What you are asked to do
Give every line of the data again, unchanged, but with no pictures.

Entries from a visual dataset
━━━━━━━━

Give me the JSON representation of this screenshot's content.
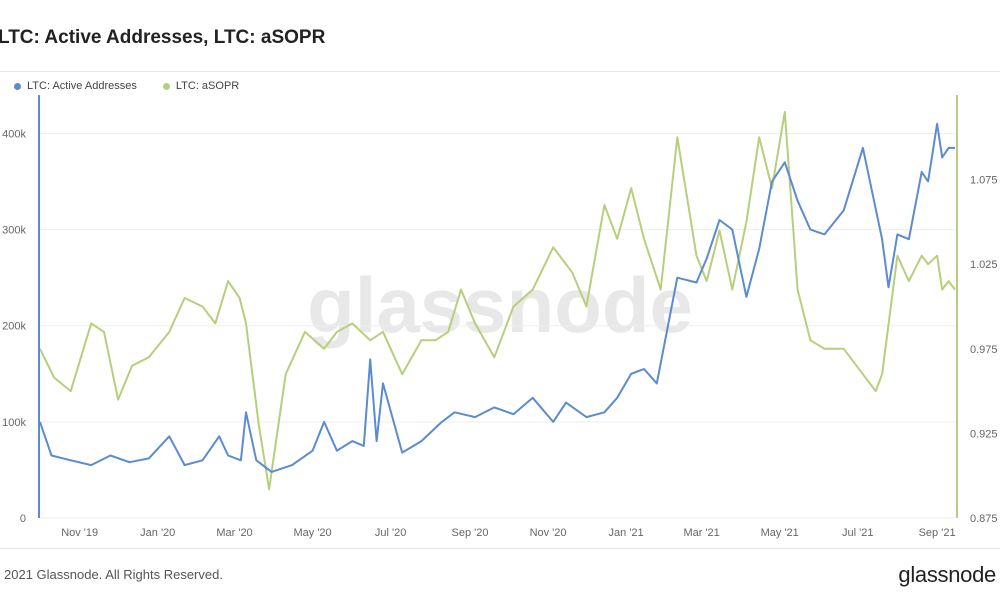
{
  "title": "LTC: Active Addresses, LTC: aSOPR",
  "footer": {
    "copyright": "2021 Glassnode. All Rights Reserved.",
    "logo": "glassnode"
  },
  "watermark": "glassnode",
  "colors": {
    "active_addresses": "#5b8bd0",
    "asopr": "#b7cf7c",
    "grid": "#eeeeee",
    "axis_text": "#666666"
  },
  "chart_data": {
    "type": "line",
    "title": "LTC: Active Addresses, LTC: aSOPR",
    "x_range": [
      "2019-10-01",
      "2021-09-15"
    ],
    "x_ticks": [
      "Nov '19",
      "Jan '20",
      "Mar '20",
      "May '20",
      "Jul '20",
      "Sep '20",
      "Nov '20",
      "Jan '21",
      "Mar '21",
      "May '21",
      "Jul '21",
      "Sep '21"
    ],
    "y_left": {
      "ticks": [
        "0",
        "100k",
        "200k",
        "300k",
        "400k"
      ],
      "range": [
        0,
        440000
      ]
    },
    "y_right": {
      "ticks": [
        "0.875",
        "0.925",
        "0.975",
        "1.025",
        "1.075"
      ],
      "range": [
        0.875,
        1.125
      ]
    },
    "legend_position": "top-left",
    "grid": true,
    "series": [
      {
        "name": "LTC: Active Addresses",
        "axis": "left",
        "x": [
          "2019-10-01",
          "2019-10-10",
          "2019-10-25",
          "2019-11-10",
          "2019-11-25",
          "2019-12-10",
          "2019-12-25",
          "2020-01-10",
          "2020-01-22",
          "2020-02-05",
          "2020-02-18",
          "2020-02-25",
          "2020-03-06",
          "2020-03-10",
          "2020-03-18",
          "2020-03-30",
          "2020-04-15",
          "2020-05-01",
          "2020-05-10",
          "2020-05-20",
          "2020-06-01",
          "2020-06-10",
          "2020-06-15",
          "2020-06-20",
          "2020-06-25",
          "2020-07-10",
          "2020-07-25",
          "2020-08-10",
          "2020-08-20",
          "2020-09-05",
          "2020-09-20",
          "2020-10-05",
          "2020-10-20",
          "2020-11-05",
          "2020-11-15",
          "2020-12-01",
          "2020-12-15",
          "2020-12-25",
          "2021-01-05",
          "2021-01-15",
          "2021-01-25",
          "2021-02-10",
          "2021-02-25",
          "2021-03-05",
          "2021-03-15",
          "2021-03-25",
          "2021-04-05",
          "2021-04-15",
          "2021-04-25",
          "2021-05-05",
          "2021-05-15",
          "2021-05-25",
          "2021-06-05",
          "2021-06-20",
          "2021-07-05",
          "2021-07-20",
          "2021-07-25",
          "2021-08-01",
          "2021-08-10",
          "2021-08-20",
          "2021-08-25",
          "2021-09-01",
          "2021-09-05",
          "2021-09-10",
          "2021-09-15"
        ],
        "y": [
          100000,
          65000,
          60000,
          55000,
          65000,
          58000,
          62000,
          85000,
          55000,
          60000,
          85000,
          65000,
          60000,
          110000,
          60000,
          48000,
          55000,
          70000,
          100000,
          70000,
          80000,
          75000,
          165000,
          80000,
          140000,
          68000,
          80000,
          100000,
          110000,
          105000,
          115000,
          108000,
          125000,
          100000,
          120000,
          105000,
          110000,
          125000,
          150000,
          155000,
          140000,
          250000,
          245000,
          270000,
          310000,
          300000,
          230000,
          280000,
          350000,
          370000,
          330000,
          300000,
          295000,
          320000,
          385000,
          290000,
          240000,
          295000,
          290000,
          360000,
          350000,
          410000,
          375000,
          385000,
          385000
        ]
      },
      {
        "name": "LTC: aSOPR",
        "axis": "right",
        "x": [
          "2019-10-01",
          "2019-10-12",
          "2019-10-25",
          "2019-11-10",
          "2019-11-20",
          "2019-12-01",
          "2019-12-12",
          "2019-12-25",
          "2020-01-10",
          "2020-01-22",
          "2020-02-05",
          "2020-02-15",
          "2020-02-25",
          "2020-03-05",
          "2020-03-10",
          "2020-03-15",
          "2020-03-20",
          "2020-03-28",
          "2020-04-10",
          "2020-04-25",
          "2020-05-10",
          "2020-05-20",
          "2020-06-01",
          "2020-06-15",
          "2020-06-25",
          "2020-07-10",
          "2020-07-25",
          "2020-08-05",
          "2020-08-15",
          "2020-08-25",
          "2020-09-05",
          "2020-09-20",
          "2020-10-05",
          "2020-10-20",
          "2020-11-05",
          "2020-11-20",
          "2020-12-01",
          "2020-12-15",
          "2020-12-25",
          "2021-01-05",
          "2021-01-15",
          "2021-01-28",
          "2021-02-10",
          "2021-02-25",
          "2021-03-05",
          "2021-03-15",
          "2021-03-25",
          "2021-04-05",
          "2021-04-15",
          "2021-04-25",
          "2021-05-05",
          "2021-05-15",
          "2021-05-25",
          "2021-06-05",
          "2021-06-20",
          "2021-07-05",
          "2021-07-15",
          "2021-07-20",
          "2021-08-01",
          "2021-08-10",
          "2021-08-20",
          "2021-08-25",
          "2021-09-01",
          "2021-09-05",
          "2021-09-10",
          "2021-09-15"
        ],
        "y": [
          0.975,
          0.958,
          0.95,
          0.99,
          0.985,
          0.945,
          0.965,
          0.97,
          0.985,
          1.005,
          1.0,
          0.99,
          1.015,
          1.005,
          0.99,
          0.96,
          0.93,
          0.892,
          0.96,
          0.985,
          0.975,
          0.985,
          0.99,
          0.98,
          0.985,
          0.96,
          0.98,
          0.98,
          0.985,
          1.01,
          0.99,
          0.97,
          1.0,
          1.01,
          1.035,
          1.02,
          1.0,
          1.06,
          1.04,
          1.07,
          1.04,
          1.01,
          1.1,
          1.03,
          1.015,
          1.045,
          1.01,
          1.05,
          1.1,
          1.07,
          1.115,
          1.01,
          0.98,
          0.975,
          0.975,
          0.96,
          0.95,
          0.96,
          1.03,
          1.015,
          1.03,
          1.025,
          1.03,
          1.01,
          1.015,
          1.01
        ]
      }
    ]
  }
}
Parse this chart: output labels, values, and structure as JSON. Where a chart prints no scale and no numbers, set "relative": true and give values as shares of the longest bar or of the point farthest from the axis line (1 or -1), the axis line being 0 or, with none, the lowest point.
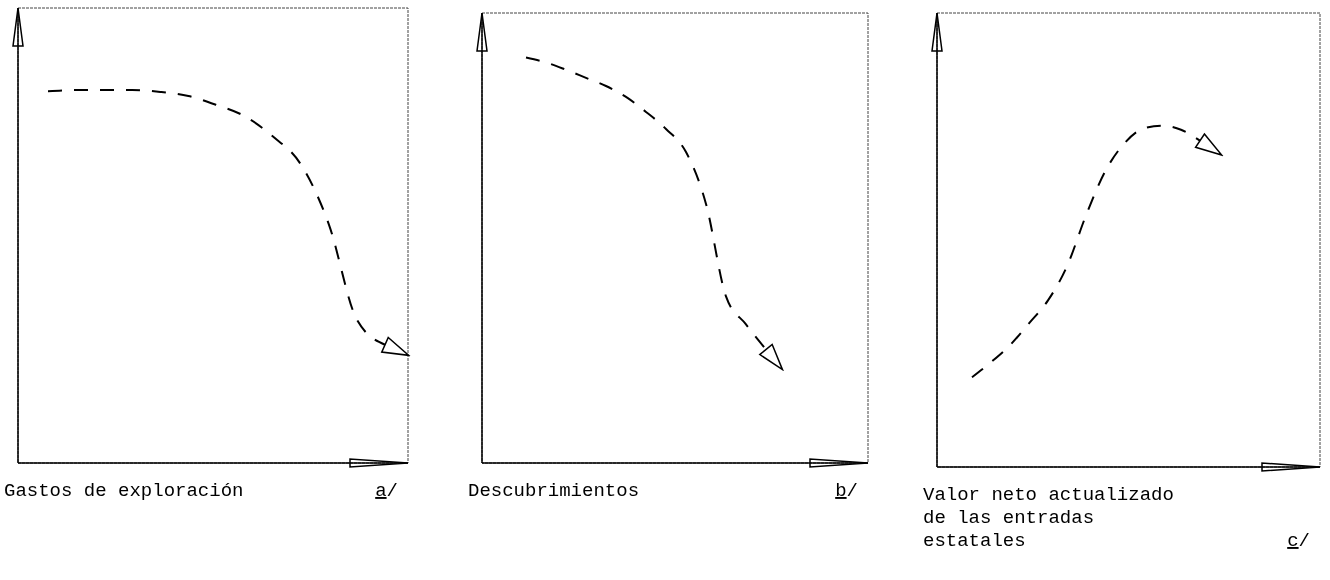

━━━━━━━━

Final answer
Give me the JSON representation of this screenshot's content.
{
  "title": "LTC: Active Addresses, LTC: aSOPR",
  "footer": {
    "copyright": "2021 Glassnode. All Rights Reserved.",
    "logo": "glassnode"
  },
  "watermark": "glassnode",
  "colors": {
    "active_addresses": "#5b8bd0",
    "asopr": "#b7cf7c",
    "grid": "#eeeeee",
    "axis_text": "#666666"
  },
  "chart_data": {
    "type": "line",
    "title": "LTC: Active Addresses, LTC: aSOPR",
    "x_range": [
      "2019-10-01",
      "2021-09-15"
    ],
    "x_ticks": [
      "Nov '19",
      "Jan '20",
      "Mar '20",
      "May '20",
      "Jul '20",
      "Sep '20",
      "Nov '20",
      "Jan '21",
      "Mar '21",
      "May '21",
      "Jul '21",
      "Sep '21"
    ],
    "y_left": {
      "ticks": [
        "0",
        "100k",
        "200k",
        "300k",
        "400k"
      ],
      "range": [
        0,
        440000
      ]
    },
    "y_right": {
      "ticks": [
        "0.875",
        "0.925",
        "0.975",
        "1.025",
        "1.075"
      ],
      "range": [
        0.875,
        1.125
      ]
    },
    "legend_position": "top-left",
    "grid": true,
    "series": [
      {
        "name": "LTC: Active Addresses",
        "axis": "left",
        "x": [
          "2019-10-01",
          "2019-10-10",
          "2019-10-25",
          "2019-11-10",
          "2019-11-25",
          "2019-12-10",
          "2019-12-25",
          "2020-01-10",
          "2020-01-22",
          "2020-02-05",
          "2020-02-18",
          "2020-02-25",
          "2020-03-06",
          "2020-03-10",
          "2020-03-18",
          "2020-03-30",
          "2020-04-15",
          "2020-05-01",
          "2020-05-10",
          "2020-05-20",
          "2020-06-01",
          "2020-06-10",
          "2020-06-15",
          "2020-06-20",
          "2020-06-25",
          "2020-07-10",
          "2020-07-25",
          "2020-08-10",
          "2020-08-20",
          "2020-09-05",
          "2020-09-20",
          "2020-10-05",
          "2020-10-20",
          "2020-11-05",
          "2020-11-15",
          "2020-12-01",
          "2020-12-15",
          "2020-12-25",
          "2021-01-05",
          "2021-01-15",
          "2021-01-25",
          "2021-02-10",
          "2021-02-25",
          "2021-03-05",
          "2021-03-15",
          "2021-03-25",
          "2021-04-05",
          "2021-04-15",
          "2021-04-25",
          "2021-05-05",
          "2021-05-15",
          "2021-05-25",
          "2021-06-05",
          "2021-06-20",
          "2021-07-05",
          "2021-07-20",
          "2021-07-25",
          "2021-08-01",
          "2021-08-10",
          "2021-08-20",
          "2021-08-25",
          "2021-09-01",
          "2021-09-05",
          "2021-09-10",
          "2021-09-15"
        ],
        "y": [
          100000,
          65000,
          60000,
          55000,
          65000,
          58000,
          62000,
          85000,
          55000,
          60000,
          85000,
          65000,
          60000,
          110000,
          60000,
          48000,
          55000,
          70000,
          100000,
          70000,
          80000,
          75000,
          165000,
          80000,
          140000,
          68000,
          80000,
          100000,
          110000,
          105000,
          115000,
          108000,
          125000,
          100000,
          120000,
          105000,
          110000,
          125000,
          150000,
          155000,
          140000,
          250000,
          245000,
          270000,
          310000,
          300000,
          230000,
          280000,
          350000,
          370000,
          330000,
          300000,
          295000,
          320000,
          385000,
          290000,
          240000,
          295000,
          290000,
          360000,
          350000,
          410000,
          375000,
          385000,
          385000
        ]
      },
      {
        "name": "LTC: aSOPR",
        "axis": "right",
        "x": [
          "2019-10-01",
          "2019-10-12",
          "2019-10-25",
          "2019-11-10",
          "2019-11-20",
          "2019-12-01",
          "2019-12-12",
          "2019-12-25",
          "2020-01-10",
          "2020-01-22",
          "2020-02-05",
          "2020-02-15",
          "2020-02-25",
          "2020-03-05",
          "2020-03-10",
          "2020-03-15",
          "2020-03-20",
          "2020-03-28",
          "2020-04-10",
          "2020-04-25",
          "2020-05-10",
          "2020-05-20",
          "2020-06-01",
          "2020-06-15",
          "2020-06-25",
          "2020-07-10",
          "2020-07-25",
          "2020-08-05",
          "2020-08-15",
          "2020-08-25",
          "2020-09-05",
          "2020-09-20",
          "2020-10-05",
          "2020-10-20",
          "2020-11-05",
          "2020-11-20",
          "2020-12-01",
          "2020-12-15",
          "2020-12-25",
          "2021-01-05",
          "2021-01-15",
          "2021-01-28",
          "2021-02-10",
          "2021-02-25",
          "2021-03-05",
          "2021-03-15",
          "2021-03-25",
          "2021-04-05",
          "2021-04-15",
          "2021-04-25",
          "2021-05-05",
          "2021-05-15",
          "2021-05-25",
          "2021-06-05",
          "2021-06-20",
          "2021-07-05",
          "2021-07-15",
          "2021-07-20",
          "2021-08-01",
          "2021-08-10",
          "2021-08-20",
          "2021-08-25",
          "2021-09-01",
          "2021-09-05",
          "2021-09-10",
          "2021-09-15"
        ],
        "y": [
          0.975,
          0.958,
          0.95,
          0.99,
          0.985,
          0.945,
          0.965,
          0.97,
          0.985,
          1.005,
          1.0,
          0.99,
          1.015,
          1.005,
          0.99,
          0.96,
          0.93,
          0.892,
          0.96,
          0.985,
          0.975,
          0.985,
          0.99,
          0.98,
          0.985,
          0.96,
          0.98,
          0.98,
          0.985,
          1.01,
          0.99,
          0.97,
          1.0,
          1.01,
          1.035,
          1.02,
          1.0,
          1.06,
          1.04,
          1.07,
          1.04,
          1.01,
          1.1,
          1.03,
          1.015,
          1.045,
          1.01,
          1.05,
          1.1,
          1.07,
          1.115,
          1.01,
          0.98,
          0.975,
          0.975,
          0.96,
          0.95,
          0.96,
          1.03,
          1.015,
          1.03,
          1.025,
          1.03,
          1.01,
          1.015,
          1.01
        ]
      }
    ]
  }
}
Parse this chart: output labels, values, and structure as JSON. Where a chart prints no scale and no numbers, set "relative": true and give values as shares of the longest bar or of the point farthest from the axis line (1 or -1), the axis line being 0 or, with none, the lowest point.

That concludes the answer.